Copy the line containing "Convert this document image to plain text.", then all lines after it up to and including the final line of the material, exactly and without additions.

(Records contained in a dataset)

——————————

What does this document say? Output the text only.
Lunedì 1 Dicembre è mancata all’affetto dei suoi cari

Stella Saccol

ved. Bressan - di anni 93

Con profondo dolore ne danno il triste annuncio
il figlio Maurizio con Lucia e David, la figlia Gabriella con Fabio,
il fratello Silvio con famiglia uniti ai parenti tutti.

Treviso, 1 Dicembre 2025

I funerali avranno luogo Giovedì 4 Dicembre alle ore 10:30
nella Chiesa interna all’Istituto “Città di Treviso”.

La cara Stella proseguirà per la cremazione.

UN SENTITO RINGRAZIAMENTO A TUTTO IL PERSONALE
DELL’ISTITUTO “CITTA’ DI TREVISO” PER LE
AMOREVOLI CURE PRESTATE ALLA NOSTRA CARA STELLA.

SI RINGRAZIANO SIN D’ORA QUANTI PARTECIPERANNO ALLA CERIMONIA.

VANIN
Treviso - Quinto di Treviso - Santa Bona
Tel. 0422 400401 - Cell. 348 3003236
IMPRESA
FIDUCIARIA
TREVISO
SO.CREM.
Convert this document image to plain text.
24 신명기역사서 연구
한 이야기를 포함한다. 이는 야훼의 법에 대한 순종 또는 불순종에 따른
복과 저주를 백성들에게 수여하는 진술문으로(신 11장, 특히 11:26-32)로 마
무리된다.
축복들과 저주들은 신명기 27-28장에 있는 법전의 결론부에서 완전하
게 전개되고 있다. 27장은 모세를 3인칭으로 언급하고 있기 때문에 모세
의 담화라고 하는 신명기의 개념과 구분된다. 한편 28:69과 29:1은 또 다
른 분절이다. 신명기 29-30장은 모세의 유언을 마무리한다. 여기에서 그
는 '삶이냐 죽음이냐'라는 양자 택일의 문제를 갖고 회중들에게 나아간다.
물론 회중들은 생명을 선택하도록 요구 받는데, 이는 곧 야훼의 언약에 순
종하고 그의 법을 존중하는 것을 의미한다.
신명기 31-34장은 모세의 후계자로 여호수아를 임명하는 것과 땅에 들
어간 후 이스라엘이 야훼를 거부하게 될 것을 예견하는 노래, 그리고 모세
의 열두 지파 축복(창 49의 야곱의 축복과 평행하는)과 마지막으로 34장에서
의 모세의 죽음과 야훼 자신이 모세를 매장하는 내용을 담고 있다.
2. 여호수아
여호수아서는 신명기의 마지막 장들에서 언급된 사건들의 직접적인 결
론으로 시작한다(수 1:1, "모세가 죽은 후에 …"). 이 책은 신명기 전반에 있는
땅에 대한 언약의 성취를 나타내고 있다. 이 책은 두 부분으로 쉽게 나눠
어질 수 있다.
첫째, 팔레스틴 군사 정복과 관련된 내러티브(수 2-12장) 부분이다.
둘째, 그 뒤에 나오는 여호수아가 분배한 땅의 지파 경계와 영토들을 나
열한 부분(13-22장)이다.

——————————

• _Written solution_:
Convert this document image to plain text.
24 신명기역사서 연구
한 이야기를 포함한다. 이는 야훼의 법에 대한 순종 또는 불순종에 따른
복과 저주를 백성들에게 수여하는 진술문으로(신 11장, 특히 11:26-32)로 마
무리된다.
축복들과 저주들은 신명기 27-28장에 있는 법전의 결론부에서 완전하
게 전개되고 있다. 27장은 모세를 3인칭으로 언급하고 있기 때문에 모세
의 담화라고 하는 신명기의 개념과 구분된다. 한편 28:69과 29:1은 또 다
른 분절이다. 신명기 29-30장은 모세의 유언을 마무리한다. 여기에서 그
는 '삶이냐 죽음이냐'라는 양자 택일의 문제를 갖고 회중들에게 나아간다.
물론 회중들은 생명을 선택하도록 요구 받는데, 이는 곧 야훼의 언약에 순
종하고 그의 법을 존중하는 것을 의미한다.
신명기 31-34장은 모세의 후계자로 여호수아를 임명하는 것과 땅에 들
어간 후 이스라엘이 야훼를 거부하게 될 것을 예견하는 노래, 그리고 모세
의 열두 지파 축복(창 49의 야곱의 축복과 평행하는)과 마지막으로 34장에서
의 모세의 죽음과 야훼 자신이 모세를 매장하는 내용을 담고 있다.
2. 여호수아
여호수아서는 신명기의 마지막 장들에서 언급된 사건들의 직접적인 결
론으로 시작한다(수 1:1, "모세가 죽은 후에 …"). 이 책은 신명기 전반에 있는
땅에 대한 언약의 성취를 나타내고 있다. 이 책은 두 부분으로 쉽게 나눠
어질 수 있다.
첫째, 팔레스틴 군사 정복과 관련된 내러티브(수 2-12장) 부분이다.
둘째, 그 뒤에 나오는 여호수아가 분배한 땅의 지파 경계와 영토들을 나
열한 부분(13-22장)이다.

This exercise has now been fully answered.